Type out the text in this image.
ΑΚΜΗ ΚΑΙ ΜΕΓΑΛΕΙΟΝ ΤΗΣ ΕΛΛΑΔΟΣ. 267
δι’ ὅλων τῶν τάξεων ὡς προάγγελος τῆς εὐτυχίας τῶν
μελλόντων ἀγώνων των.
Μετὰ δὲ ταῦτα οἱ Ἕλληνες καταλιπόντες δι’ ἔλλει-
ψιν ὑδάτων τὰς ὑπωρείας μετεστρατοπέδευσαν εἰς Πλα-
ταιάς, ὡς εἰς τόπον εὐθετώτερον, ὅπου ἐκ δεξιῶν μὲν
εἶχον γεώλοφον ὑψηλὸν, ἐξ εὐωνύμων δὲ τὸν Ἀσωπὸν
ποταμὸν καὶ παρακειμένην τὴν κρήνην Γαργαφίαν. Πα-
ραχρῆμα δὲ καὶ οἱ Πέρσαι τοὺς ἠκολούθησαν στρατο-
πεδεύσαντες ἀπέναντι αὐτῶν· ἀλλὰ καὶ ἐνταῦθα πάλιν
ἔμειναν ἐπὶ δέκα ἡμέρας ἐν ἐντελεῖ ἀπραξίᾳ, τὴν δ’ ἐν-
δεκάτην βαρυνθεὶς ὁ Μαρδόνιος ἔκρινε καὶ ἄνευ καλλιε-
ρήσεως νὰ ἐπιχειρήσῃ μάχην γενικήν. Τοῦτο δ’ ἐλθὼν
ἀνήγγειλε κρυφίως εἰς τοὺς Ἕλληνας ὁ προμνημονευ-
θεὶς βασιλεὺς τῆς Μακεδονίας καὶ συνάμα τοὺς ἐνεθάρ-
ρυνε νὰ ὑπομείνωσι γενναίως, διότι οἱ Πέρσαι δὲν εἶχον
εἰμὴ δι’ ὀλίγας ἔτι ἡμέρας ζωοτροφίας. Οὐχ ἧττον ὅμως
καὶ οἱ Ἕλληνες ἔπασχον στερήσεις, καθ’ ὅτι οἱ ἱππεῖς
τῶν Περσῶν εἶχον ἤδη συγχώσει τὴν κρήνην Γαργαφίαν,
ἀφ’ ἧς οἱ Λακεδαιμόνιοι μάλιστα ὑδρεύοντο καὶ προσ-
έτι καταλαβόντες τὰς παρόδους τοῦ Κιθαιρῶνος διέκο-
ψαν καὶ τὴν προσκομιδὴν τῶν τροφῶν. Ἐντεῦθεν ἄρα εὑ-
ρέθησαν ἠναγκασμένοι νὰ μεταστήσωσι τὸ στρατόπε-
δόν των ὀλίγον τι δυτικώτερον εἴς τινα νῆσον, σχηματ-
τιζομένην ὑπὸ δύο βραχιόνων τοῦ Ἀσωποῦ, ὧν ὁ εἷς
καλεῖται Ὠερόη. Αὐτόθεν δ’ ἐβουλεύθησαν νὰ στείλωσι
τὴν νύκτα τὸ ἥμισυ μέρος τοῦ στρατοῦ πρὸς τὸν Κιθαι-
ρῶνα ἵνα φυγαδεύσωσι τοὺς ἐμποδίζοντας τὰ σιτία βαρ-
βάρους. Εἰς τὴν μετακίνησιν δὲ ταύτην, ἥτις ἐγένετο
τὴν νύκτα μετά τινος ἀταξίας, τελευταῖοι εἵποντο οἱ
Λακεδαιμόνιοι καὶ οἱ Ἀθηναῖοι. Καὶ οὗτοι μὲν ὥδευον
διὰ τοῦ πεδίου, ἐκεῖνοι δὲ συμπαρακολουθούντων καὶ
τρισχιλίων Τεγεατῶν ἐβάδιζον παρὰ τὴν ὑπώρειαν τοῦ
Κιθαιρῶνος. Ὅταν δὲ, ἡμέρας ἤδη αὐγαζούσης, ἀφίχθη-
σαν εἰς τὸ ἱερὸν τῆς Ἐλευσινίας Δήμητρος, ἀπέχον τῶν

::::::::

Exercise directions: Write out the material exactly as given.

Full solution:
Type out the text in this image.
ΑΚΜΗ ΚΑΙ ΜΕΓΑΛΕΙΟΝ ΤΗΣ ΕΛΛΑΔΟΣ. 267
δι’ ὅλων τῶν τάξεων ὡς προάγγελος τῆς εὐτυχίας τῶν
μελλόντων ἀγώνων των.
Μετὰ δὲ ταῦτα οἱ Ἕλληνες καταλιπόντες δι’ ἔλλει-
ψιν ὑδάτων τὰς ὑπωρείας μετεστρατοπέδευσαν εἰς Πλα-
ταιάς, ὡς εἰς τόπον εὐθετώτερον, ὅπου ἐκ δεξιῶν μὲν
εἶχον γεώλοφον ὑψηλὸν, ἐξ εὐωνύμων δὲ τὸν Ἀσωπὸν
ποταμὸν καὶ παρακειμένην τὴν κρήνην Γαργαφίαν. Πα-
ραχρῆμα δὲ καὶ οἱ Πέρσαι τοὺς ἠκολούθησαν στρατο-
πεδεύσαντες ἀπέναντι αὐτῶν· ἀλλὰ καὶ ἐνταῦθα πάλιν
ἔμειναν ἐπὶ δέκα ἡμέρας ἐν ἐντελεῖ ἀπραξίᾳ, τὴν δ’ ἐν-
δεκάτην βαρυνθεὶς ὁ Μαρδόνιος ἔκρινε καὶ ἄνευ καλλιε-
ρήσεως νὰ ἐπιχειρήσῃ μάχην γενικήν. Τοῦτο δ’ ἐλθὼν
ἀνήγγειλε κρυφίως εἰς τοὺς Ἕλληνας ὁ προμνημονευ-
θεὶς βασιλεὺς τῆς Μακεδονίας καὶ συνάμα τοὺς ἐνεθάρ-
ρυνε νὰ ὑπομείνωσι γενναίως, διότι οἱ Πέρσαι δὲν εἶχον
εἰμὴ δι’ ὀλίγας ἔτι ἡμέρας ζωοτροφίας. Οὐχ ἧττον ὅμως
καὶ οἱ Ἕλληνες ἔπασχον στερήσεις, καθ’ ὅτι οἱ ἱππεῖς
τῶν Περσῶν εἶχον ἤδη συγχώσει τὴν κρήνην Γαργαφίαν,
ἀφ’ ἧς οἱ Λακεδαιμόνιοι μάλιστα ὑδρεύοντο καὶ προσ-
έτι καταλαβόντες τὰς παρόδους τοῦ Κιθαιρῶνος διέκο-
ψαν καὶ τὴν προσκομιδὴν τῶν τροφῶν. Ἐντεῦθεν ἄρα εὑ-
ρέθησαν ἠναγκασμένοι νὰ μεταστήσωσι τὸ στρατόπε-
δόν των ὀλίγον τι δυτικώτερον εἴς τινα νῆσον, σχηματ-
τιζομένην ὑπὸ δύο βραχιόνων τοῦ Ἀσωποῦ, ὧν ὁ εἷς
καλεῖται Ὠερόη. Αὐτόθεν δ’ ἐβουλεύθησαν νὰ στείλωσι
τὴν νύκτα τὸ ἥμισυ μέρος τοῦ στρατοῦ πρὸς τὸν Κιθαι-
ρῶνα ἵνα φυγαδεύσωσι τοὺς ἐμποδίζοντας τὰ σιτία βαρ-
βάρους. Εἰς τὴν μετακίνησιν δὲ ταύτην, ἥτις ἐγένετο
τὴν νύκτα μετά τινος ἀταξίας, τελευταῖοι εἵποντο οἱ
Λακεδαιμόνιοι καὶ οἱ Ἀθηναῖοι. Καὶ οὗτοι μὲν ὥδευον
διὰ τοῦ πεδίου, ἐκεῖνοι δὲ συμπαρακολουθούντων καὶ
τρισχιλίων Τεγεατῶν ἐβάδιζον παρὰ τὴν ὑπώρειαν τοῦ
Κιθαιρῶνος. Ὅταν δὲ, ἡμέρας ἤδη αὐγαζούσης, ἀφίχθη-
σαν εἰς τὸ ἱερὸν τῆς Ἐλευσινίας Δήμητρος, ἀπέχον τῶν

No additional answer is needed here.